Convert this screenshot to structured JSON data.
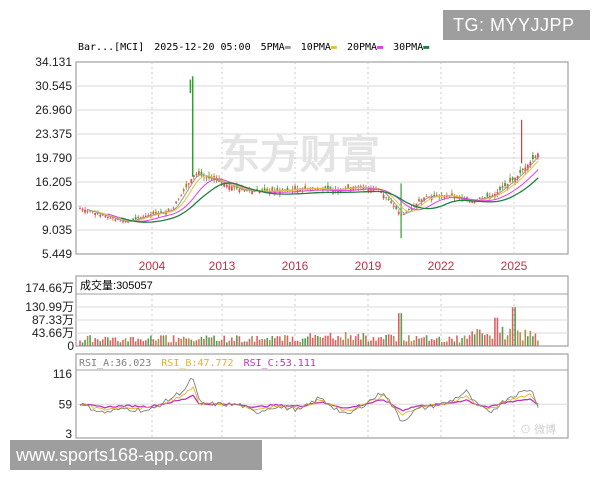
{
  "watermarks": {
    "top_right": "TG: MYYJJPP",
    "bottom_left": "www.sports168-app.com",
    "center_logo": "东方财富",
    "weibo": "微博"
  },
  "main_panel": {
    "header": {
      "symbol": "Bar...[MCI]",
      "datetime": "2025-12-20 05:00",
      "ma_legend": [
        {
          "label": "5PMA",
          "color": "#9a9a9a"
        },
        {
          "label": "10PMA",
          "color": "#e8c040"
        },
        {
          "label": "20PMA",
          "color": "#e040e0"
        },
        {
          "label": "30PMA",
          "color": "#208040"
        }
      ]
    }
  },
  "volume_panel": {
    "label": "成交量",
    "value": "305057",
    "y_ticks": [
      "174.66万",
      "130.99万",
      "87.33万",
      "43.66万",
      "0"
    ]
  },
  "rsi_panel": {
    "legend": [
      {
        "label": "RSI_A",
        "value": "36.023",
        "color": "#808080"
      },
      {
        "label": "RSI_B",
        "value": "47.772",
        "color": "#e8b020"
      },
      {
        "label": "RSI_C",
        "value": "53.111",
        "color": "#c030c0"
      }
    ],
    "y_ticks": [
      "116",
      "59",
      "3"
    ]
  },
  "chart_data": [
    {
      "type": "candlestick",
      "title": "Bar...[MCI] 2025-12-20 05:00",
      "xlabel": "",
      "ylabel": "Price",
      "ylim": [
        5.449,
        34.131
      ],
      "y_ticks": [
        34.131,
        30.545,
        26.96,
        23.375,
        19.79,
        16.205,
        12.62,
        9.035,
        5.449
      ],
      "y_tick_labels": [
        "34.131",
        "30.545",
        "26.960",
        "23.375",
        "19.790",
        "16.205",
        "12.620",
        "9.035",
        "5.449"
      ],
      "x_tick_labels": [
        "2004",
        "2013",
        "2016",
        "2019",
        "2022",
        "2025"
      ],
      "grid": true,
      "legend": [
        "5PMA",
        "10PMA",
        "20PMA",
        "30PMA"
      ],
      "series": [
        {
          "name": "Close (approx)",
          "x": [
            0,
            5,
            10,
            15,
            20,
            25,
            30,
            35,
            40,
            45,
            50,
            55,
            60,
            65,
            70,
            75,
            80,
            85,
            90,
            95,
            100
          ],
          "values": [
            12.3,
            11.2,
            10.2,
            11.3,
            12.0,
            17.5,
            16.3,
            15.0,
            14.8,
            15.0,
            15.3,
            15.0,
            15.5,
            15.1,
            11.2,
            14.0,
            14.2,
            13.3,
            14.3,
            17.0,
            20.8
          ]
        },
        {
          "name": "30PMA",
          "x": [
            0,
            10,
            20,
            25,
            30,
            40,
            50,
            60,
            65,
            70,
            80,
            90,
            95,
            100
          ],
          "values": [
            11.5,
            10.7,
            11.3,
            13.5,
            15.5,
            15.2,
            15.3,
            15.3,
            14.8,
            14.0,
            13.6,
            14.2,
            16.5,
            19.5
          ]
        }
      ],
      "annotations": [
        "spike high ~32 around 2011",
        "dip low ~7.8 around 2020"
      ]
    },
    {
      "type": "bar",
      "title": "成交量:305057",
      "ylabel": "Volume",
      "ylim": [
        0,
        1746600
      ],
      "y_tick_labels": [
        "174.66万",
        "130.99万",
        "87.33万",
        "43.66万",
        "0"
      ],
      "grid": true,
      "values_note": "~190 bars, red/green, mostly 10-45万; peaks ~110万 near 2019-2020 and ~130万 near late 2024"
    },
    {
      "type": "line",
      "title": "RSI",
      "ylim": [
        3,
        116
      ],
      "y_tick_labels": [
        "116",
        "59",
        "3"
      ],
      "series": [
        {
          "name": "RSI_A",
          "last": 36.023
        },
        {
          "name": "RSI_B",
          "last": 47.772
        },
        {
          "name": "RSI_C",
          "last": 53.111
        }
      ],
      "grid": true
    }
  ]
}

::::::::

_Problem statement_
Transcribe the full listing above exactly, with the images removed.

_Solution to this problem_
Convert this screenshot to structured JSON data.
{
  "watermarks": {
    "top_right": "TG: MYYJJPP",
    "bottom_left": "www.sports168-app.com",
    "center_logo": "东方财富",
    "weibo": "微博"
  },
  "main_panel": {
    "header": {
      "symbol": "Bar...[MCI]",
      "datetime": "2025-12-20 05:00",
      "ma_legend": [
        {
          "label": "5PMA",
          "color": "#9a9a9a"
        },
        {
          "label": "10PMA",
          "color": "#e8c040"
        },
        {
          "label": "20PMA",
          "color": "#e040e0"
        },
        {
          "label": "30PMA",
          "color": "#208040"
        }
      ]
    }
  },
  "volume_panel": {
    "label": "成交量",
    "value": "305057",
    "y_ticks": [
      "174.66万",
      "130.99万",
      "87.33万",
      "43.66万",
      "0"
    ]
  },
  "rsi_panel": {
    "legend": [
      {
        "label": "RSI_A",
        "value": "36.023",
        "color": "#808080"
      },
      {
        "label": "RSI_B",
        "value": "47.772",
        "color": "#e8b020"
      },
      {
        "label": "RSI_C",
        "value": "53.111",
        "color": "#c030c0"
      }
    ],
    "y_ticks": [
      "116",
      "59",
      "3"
    ]
  },
  "chart_data": [
    {
      "type": "candlestick",
      "title": "Bar...[MCI] 2025-12-20 05:00",
      "xlabel": "",
      "ylabel": "Price",
      "ylim": [
        5.449,
        34.131
      ],
      "y_ticks": [
        34.131,
        30.545,
        26.96,
        23.375,
        19.79,
        16.205,
        12.62,
        9.035,
        5.449
      ],
      "y_tick_labels": [
        "34.131",
        "30.545",
        "26.960",
        "23.375",
        "19.790",
        "16.205",
        "12.620",
        "9.035",
        "5.449"
      ],
      "x_tick_labels": [
        "2004",
        "2013",
        "2016",
        "2019",
        "2022",
        "2025"
      ],
      "grid": true,
      "legend": [
        "5PMA",
        "10PMA",
        "20PMA",
        "30PMA"
      ],
      "series": [
        {
          "name": "Close (approx)",
          "x": [
            0,
            5,
            10,
            15,
            20,
            25,
            30,
            35,
            40,
            45,
            50,
            55,
            60,
            65,
            70,
            75,
            80,
            85,
            90,
            95,
            100
          ],
          "values": [
            12.3,
            11.2,
            10.2,
            11.3,
            12.0,
            17.5,
            16.3,
            15.0,
            14.8,
            15.0,
            15.3,
            15.0,
            15.5,
            15.1,
            11.2,
            14.0,
            14.2,
            13.3,
            14.3,
            17.0,
            20.8
          ]
        },
        {
          "name": "30PMA",
          "x": [
            0,
            10,
            20,
            25,
            30,
            40,
            50,
            60,
            65,
            70,
            80,
            90,
            95,
            100
          ],
          "values": [
            11.5,
            10.7,
            11.3,
            13.5,
            15.5,
            15.2,
            15.3,
            15.3,
            14.8,
            14.0,
            13.6,
            14.2,
            16.5,
            19.5
          ]
        }
      ],
      "annotations": [
        "spike high ~32 around 2011",
        "dip low ~7.8 around 2020"
      ]
    },
    {
      "type": "bar",
      "title": "成交量:305057",
      "ylabel": "Volume",
      "ylim": [
        0,
        1746600
      ],
      "y_tick_labels": [
        "174.66万",
        "130.99万",
        "87.33万",
        "43.66万",
        "0"
      ],
      "grid": true,
      "values_note": "~190 bars, red/green, mostly 10-45万; peaks ~110万 near 2019-2020 and ~130万 near late 2024"
    },
    {
      "type": "line",
      "title": "RSI",
      "ylim": [
        3,
        116
      ],
      "y_tick_labels": [
        "116",
        "59",
        "3"
      ],
      "series": [
        {
          "name": "RSI_A",
          "last": 36.023
        },
        {
          "name": "RSI_B",
          "last": 47.772
        },
        {
          "name": "RSI_C",
          "last": 53.111
        }
      ],
      "grid": true
    }
  ]
}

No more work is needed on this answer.